Dataset listings of figures:
_ _ _
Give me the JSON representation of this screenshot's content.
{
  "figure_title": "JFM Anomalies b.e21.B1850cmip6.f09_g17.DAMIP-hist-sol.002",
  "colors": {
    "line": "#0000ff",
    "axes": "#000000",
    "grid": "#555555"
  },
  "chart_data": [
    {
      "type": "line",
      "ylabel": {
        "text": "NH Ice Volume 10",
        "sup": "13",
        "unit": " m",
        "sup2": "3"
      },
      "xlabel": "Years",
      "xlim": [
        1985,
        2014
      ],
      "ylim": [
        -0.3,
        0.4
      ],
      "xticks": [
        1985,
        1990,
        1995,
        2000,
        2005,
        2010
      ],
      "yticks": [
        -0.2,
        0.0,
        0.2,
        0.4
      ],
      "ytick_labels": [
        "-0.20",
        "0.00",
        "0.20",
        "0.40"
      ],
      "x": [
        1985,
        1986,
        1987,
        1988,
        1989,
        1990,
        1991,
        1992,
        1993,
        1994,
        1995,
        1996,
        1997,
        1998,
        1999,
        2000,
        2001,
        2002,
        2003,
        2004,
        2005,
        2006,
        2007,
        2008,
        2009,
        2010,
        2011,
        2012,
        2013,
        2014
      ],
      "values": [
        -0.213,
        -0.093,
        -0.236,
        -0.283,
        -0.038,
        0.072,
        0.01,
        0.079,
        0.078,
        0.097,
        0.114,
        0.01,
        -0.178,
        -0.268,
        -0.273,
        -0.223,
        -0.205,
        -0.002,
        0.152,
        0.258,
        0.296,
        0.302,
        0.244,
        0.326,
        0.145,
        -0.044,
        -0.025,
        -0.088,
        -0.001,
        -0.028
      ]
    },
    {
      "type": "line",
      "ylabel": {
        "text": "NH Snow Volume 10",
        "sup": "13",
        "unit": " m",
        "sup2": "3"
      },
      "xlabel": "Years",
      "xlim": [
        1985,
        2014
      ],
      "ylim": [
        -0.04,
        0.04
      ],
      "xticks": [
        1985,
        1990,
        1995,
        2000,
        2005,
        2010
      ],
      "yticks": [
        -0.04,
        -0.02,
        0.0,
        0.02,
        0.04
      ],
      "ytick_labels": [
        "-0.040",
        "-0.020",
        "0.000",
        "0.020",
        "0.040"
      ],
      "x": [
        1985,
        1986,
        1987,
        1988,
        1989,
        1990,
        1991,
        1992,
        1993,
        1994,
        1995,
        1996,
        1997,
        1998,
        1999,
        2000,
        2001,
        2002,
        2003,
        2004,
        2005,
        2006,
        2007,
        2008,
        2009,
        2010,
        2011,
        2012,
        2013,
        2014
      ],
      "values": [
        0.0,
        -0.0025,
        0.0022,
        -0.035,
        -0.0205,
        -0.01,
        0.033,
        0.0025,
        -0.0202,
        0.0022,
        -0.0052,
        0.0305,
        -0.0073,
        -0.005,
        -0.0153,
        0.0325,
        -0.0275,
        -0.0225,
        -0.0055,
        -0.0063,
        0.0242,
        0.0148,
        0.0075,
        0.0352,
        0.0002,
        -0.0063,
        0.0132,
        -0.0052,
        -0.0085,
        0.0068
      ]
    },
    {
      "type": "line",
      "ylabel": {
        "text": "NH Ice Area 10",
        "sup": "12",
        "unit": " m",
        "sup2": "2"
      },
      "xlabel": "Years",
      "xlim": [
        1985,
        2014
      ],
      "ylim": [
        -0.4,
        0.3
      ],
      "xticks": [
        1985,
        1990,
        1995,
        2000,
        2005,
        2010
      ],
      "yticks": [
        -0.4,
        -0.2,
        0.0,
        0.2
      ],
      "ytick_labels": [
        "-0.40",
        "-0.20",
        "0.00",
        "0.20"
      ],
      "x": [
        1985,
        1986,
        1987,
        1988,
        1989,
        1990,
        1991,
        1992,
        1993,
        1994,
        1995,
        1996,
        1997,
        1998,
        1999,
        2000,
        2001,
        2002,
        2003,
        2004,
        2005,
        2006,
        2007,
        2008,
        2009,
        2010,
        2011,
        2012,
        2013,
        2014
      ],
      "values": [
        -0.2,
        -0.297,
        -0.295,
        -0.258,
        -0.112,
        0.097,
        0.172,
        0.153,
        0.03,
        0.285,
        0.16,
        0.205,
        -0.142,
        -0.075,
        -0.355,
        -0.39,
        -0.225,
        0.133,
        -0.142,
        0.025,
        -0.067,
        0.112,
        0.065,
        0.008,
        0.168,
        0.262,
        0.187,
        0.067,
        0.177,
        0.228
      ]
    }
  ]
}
_ _ _
* [WHAT THE EXERCISE ASKS]
Output the lines above verbatim and in full.

* [THE RESULT]
Give me the JSON representation of this screenshot's content.
{
  "figure_title": "JFM Anomalies b.e21.B1850cmip6.f09_g17.DAMIP-hist-sol.002",
  "colors": {
    "line": "#0000ff",
    "axes": "#000000",
    "grid": "#555555"
  },
  "chart_data": [
    {
      "type": "line",
      "ylabel": {
        "text": "NH Ice Volume 10",
        "sup": "13",
        "unit": " m",
        "sup2": "3"
      },
      "xlabel": "Years",
      "xlim": [
        1985,
        2014
      ],
      "ylim": [
        -0.3,
        0.4
      ],
      "xticks": [
        1985,
        1990,
        1995,
        2000,
        2005,
        2010
      ],
      "yticks": [
        -0.2,
        0.0,
        0.2,
        0.4
      ],
      "ytick_labels": [
        "-0.20",
        "0.00",
        "0.20",
        "0.40"
      ],
      "x": [
        1985,
        1986,
        1987,
        1988,
        1989,
        1990,
        1991,
        1992,
        1993,
        1994,
        1995,
        1996,
        1997,
        1998,
        1999,
        2000,
        2001,
        2002,
        2003,
        2004,
        2005,
        2006,
        2007,
        2008,
        2009,
        2010,
        2011,
        2012,
        2013,
        2014
      ],
      "values": [
        -0.213,
        -0.093,
        -0.236,
        -0.283,
        -0.038,
        0.072,
        0.01,
        0.079,
        0.078,
        0.097,
        0.114,
        0.01,
        -0.178,
        -0.268,
        -0.273,
        -0.223,
        -0.205,
        -0.002,
        0.152,
        0.258,
        0.296,
        0.302,
        0.244,
        0.326,
        0.145,
        -0.044,
        -0.025,
        -0.088,
        -0.001,
        -0.028
      ]
    },
    {
      "type": "line",
      "ylabel": {
        "text": "NH Snow Volume 10",
        "sup": "13",
        "unit": " m",
        "sup2": "3"
      },
      "xlabel": "Years",
      "xlim": [
        1985,
        2014
      ],
      "ylim": [
        -0.04,
        0.04
      ],
      "xticks": [
        1985,
        1990,
        1995,
        2000,
        2005,
        2010
      ],
      "yticks": [
        -0.04,
        -0.02,
        0.0,
        0.02,
        0.04
      ],
      "ytick_labels": [
        "-0.040",
        "-0.020",
        "0.000",
        "0.020",
        "0.040"
      ],
      "x": [
        1985,
        1986,
        1987,
        1988,
        1989,
        1990,
        1991,
        1992,
        1993,
        1994,
        1995,
        1996,
        1997,
        1998,
        1999,
        2000,
        2001,
        2002,
        2003,
        2004,
        2005,
        2006,
        2007,
        2008,
        2009,
        2010,
        2011,
        2012,
        2013,
        2014
      ],
      "values": [
        0.0,
        -0.0025,
        0.0022,
        -0.035,
        -0.0205,
        -0.01,
        0.033,
        0.0025,
        -0.0202,
        0.0022,
        -0.0052,
        0.0305,
        -0.0073,
        -0.005,
        -0.0153,
        0.0325,
        -0.0275,
        -0.0225,
        -0.0055,
        -0.0063,
        0.0242,
        0.0148,
        0.0075,
        0.0352,
        0.0002,
        -0.0063,
        0.0132,
        -0.0052,
        -0.0085,
        0.0068
      ]
    },
    {
      "type": "line",
      "ylabel": {
        "text": "NH Ice Area 10",
        "sup": "12",
        "unit": " m",
        "sup2": "2"
      },
      "xlabel": "Years",
      "xlim": [
        1985,
        2014
      ],
      "ylim": [
        -0.4,
        0.3
      ],
      "xticks": [
        1985,
        1990,
        1995,
        2000,
        2005,
        2010
      ],
      "yticks": [
        -0.4,
        -0.2,
        0.0,
        0.2
      ],
      "ytick_labels": [
        "-0.40",
        "-0.20",
        "0.00",
        "0.20"
      ],
      "x": [
        1985,
        1986,
        1987,
        1988,
        1989,
        1990,
        1991,
        1992,
        1993,
        1994,
        1995,
        1996,
        1997,
        1998,
        1999,
        2000,
        2001,
        2002,
        2003,
        2004,
        2005,
        2006,
        2007,
        2008,
        2009,
        2010,
        2011,
        2012,
        2013,
        2014
      ],
      "values": [
        -0.2,
        -0.297,
        -0.295,
        -0.258,
        -0.112,
        0.097,
        0.172,
        0.153,
        0.03,
        0.285,
        0.16,
        0.205,
        -0.142,
        -0.075,
        -0.355,
        -0.39,
        -0.225,
        0.133,
        -0.142,
        0.025,
        -0.067,
        0.112,
        0.065,
        0.008,
        0.168,
        0.262,
        0.187,
        0.067,
        0.177,
        0.228
      ]
    }
  ]
}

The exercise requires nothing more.